→ **To do**: Using the entries that follow, collect the lines where the word "Access" appears.

Records from a collection
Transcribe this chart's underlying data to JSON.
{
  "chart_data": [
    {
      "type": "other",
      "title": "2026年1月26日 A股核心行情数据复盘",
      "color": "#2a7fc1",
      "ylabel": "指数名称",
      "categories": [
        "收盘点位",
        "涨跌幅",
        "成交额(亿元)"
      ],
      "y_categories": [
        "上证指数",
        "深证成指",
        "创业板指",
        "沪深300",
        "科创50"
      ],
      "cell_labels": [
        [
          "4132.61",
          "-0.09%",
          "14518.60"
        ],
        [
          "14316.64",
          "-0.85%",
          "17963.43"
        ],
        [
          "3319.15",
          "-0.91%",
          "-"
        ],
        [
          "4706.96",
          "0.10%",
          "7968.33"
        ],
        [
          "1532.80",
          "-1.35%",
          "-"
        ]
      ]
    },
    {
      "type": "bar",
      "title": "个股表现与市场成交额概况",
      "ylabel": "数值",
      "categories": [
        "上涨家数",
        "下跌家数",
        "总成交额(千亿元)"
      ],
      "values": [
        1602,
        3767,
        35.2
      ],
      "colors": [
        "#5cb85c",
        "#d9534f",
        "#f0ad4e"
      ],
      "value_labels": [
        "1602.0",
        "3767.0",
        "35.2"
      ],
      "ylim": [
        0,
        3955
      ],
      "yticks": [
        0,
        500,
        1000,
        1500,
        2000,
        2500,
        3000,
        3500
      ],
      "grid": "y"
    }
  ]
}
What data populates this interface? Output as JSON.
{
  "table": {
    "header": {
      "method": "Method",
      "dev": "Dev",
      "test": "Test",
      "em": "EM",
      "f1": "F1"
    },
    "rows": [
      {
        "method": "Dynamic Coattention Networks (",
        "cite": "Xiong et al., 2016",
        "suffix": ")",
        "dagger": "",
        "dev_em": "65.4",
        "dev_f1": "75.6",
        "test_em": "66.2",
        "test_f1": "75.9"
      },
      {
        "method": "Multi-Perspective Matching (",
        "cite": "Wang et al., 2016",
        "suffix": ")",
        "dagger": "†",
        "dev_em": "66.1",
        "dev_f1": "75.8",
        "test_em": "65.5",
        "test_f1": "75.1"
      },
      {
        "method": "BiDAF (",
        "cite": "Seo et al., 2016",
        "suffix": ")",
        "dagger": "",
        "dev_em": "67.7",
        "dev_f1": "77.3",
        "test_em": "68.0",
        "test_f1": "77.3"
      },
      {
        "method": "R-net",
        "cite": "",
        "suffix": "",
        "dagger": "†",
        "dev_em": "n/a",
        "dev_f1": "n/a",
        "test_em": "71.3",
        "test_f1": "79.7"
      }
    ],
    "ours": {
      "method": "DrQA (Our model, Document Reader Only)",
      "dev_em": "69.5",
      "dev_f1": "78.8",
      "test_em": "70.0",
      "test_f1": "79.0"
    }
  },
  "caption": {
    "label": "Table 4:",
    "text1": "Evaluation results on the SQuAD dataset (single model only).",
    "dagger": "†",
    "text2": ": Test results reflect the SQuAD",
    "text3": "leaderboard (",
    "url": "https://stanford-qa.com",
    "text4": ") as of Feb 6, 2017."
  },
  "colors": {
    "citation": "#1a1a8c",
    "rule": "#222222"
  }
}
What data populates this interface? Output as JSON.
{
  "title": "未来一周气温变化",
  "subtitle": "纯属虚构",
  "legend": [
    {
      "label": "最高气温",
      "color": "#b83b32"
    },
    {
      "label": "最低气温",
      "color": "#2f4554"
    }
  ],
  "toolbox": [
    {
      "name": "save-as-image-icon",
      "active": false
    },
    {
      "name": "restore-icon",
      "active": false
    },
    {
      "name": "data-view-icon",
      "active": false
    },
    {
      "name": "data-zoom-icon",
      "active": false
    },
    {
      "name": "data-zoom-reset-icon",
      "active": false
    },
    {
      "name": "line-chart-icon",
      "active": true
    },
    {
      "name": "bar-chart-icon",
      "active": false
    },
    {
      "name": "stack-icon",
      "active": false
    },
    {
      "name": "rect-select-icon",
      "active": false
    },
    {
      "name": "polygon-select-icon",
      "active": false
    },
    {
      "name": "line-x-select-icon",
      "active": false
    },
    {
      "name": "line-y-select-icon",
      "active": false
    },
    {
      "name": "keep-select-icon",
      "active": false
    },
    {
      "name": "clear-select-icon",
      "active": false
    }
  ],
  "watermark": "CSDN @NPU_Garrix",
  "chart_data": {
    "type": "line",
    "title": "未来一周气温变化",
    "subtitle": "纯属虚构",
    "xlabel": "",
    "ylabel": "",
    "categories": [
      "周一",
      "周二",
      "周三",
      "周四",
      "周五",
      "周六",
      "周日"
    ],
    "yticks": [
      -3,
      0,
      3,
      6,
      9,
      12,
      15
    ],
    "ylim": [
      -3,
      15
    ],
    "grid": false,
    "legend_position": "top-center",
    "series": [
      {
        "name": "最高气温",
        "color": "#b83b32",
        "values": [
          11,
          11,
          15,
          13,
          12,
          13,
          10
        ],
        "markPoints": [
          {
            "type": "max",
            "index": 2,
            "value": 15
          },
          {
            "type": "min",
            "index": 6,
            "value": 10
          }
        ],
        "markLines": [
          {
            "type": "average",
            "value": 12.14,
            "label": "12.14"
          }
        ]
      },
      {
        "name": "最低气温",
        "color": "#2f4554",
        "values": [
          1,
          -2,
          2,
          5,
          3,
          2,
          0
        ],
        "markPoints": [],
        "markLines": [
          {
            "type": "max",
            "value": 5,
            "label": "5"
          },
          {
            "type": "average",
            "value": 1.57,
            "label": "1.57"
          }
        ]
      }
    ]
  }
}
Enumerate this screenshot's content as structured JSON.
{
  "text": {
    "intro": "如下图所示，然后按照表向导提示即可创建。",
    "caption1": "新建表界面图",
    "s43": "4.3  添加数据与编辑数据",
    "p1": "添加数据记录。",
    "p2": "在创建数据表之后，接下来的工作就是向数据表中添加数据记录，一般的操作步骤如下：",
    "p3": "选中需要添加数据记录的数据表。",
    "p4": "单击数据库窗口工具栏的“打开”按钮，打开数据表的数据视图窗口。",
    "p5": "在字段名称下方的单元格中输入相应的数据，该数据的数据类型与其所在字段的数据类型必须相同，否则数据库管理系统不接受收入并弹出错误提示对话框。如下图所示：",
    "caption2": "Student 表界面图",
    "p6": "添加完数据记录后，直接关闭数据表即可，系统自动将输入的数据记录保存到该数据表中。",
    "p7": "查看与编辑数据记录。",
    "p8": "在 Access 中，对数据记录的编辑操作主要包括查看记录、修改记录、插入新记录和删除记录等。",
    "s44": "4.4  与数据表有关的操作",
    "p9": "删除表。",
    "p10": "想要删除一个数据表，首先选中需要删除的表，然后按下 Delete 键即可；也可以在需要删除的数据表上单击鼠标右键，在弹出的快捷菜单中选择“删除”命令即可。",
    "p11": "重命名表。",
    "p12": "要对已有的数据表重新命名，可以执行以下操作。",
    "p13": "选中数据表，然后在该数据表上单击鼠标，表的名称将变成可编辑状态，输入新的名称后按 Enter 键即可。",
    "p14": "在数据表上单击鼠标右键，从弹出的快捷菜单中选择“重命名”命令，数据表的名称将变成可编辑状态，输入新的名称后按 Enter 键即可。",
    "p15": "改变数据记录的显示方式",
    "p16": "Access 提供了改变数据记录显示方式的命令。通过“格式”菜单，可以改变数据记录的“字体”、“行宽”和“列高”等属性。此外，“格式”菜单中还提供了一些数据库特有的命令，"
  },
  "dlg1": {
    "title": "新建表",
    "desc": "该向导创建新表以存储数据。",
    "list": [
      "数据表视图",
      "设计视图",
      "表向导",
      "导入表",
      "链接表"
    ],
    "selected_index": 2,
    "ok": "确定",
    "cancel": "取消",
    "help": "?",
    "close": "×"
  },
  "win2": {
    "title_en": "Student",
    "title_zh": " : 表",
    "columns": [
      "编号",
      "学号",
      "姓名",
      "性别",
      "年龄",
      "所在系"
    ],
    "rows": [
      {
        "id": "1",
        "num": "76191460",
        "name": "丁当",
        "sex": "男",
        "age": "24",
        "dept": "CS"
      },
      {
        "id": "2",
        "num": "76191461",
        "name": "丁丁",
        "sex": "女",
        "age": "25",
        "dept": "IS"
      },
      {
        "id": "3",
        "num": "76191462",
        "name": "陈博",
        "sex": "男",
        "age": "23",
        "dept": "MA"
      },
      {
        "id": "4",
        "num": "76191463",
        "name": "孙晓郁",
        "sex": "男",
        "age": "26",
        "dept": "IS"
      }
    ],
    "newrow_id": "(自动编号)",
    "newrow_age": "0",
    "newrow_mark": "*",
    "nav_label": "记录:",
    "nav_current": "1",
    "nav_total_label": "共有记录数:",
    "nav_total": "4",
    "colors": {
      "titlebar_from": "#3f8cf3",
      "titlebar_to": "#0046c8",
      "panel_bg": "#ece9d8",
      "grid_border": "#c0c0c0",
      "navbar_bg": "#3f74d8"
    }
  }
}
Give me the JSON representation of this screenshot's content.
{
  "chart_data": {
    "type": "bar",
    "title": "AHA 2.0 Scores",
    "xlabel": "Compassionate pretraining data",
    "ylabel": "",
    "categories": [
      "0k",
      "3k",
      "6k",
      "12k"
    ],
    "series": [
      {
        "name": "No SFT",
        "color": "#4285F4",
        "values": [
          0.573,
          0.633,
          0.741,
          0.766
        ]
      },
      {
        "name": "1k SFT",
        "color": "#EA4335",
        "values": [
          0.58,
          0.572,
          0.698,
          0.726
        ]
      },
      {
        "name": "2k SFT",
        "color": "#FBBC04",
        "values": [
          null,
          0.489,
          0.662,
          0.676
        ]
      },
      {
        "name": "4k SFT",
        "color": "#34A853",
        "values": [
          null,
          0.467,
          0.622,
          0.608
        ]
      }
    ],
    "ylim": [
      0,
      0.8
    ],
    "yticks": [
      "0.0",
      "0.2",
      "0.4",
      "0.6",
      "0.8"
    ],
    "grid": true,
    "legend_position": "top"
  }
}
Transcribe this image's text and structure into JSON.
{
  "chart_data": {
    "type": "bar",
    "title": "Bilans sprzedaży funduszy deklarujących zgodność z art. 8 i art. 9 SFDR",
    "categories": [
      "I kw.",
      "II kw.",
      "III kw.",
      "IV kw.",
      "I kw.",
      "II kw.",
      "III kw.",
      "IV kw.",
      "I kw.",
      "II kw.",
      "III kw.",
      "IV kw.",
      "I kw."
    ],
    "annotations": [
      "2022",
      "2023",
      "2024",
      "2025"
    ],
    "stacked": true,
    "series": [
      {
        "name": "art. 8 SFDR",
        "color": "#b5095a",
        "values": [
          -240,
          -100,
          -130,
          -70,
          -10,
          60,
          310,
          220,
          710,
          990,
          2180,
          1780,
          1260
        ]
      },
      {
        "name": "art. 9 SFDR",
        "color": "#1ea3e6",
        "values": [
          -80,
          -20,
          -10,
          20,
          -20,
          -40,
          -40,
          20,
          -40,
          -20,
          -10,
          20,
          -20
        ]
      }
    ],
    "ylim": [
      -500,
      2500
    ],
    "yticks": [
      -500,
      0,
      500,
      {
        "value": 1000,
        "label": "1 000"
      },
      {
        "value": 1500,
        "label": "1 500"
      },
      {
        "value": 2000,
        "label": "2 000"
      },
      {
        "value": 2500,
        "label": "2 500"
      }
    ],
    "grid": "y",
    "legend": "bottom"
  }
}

→ **Correct result**:
    "p8": "在 Access 中，对数据记录的编辑操作主要包括查看记录、修改记录、插入新记录和删除记录等。",
    "p16": "Access 提供了改变数据记录显示方式的命令。通过“格式”菜单，可以改变数据记录的“字体”、“行宽”和“列高”等属性。此外，“格式”菜单中还提供了一些数据库特有的命令，"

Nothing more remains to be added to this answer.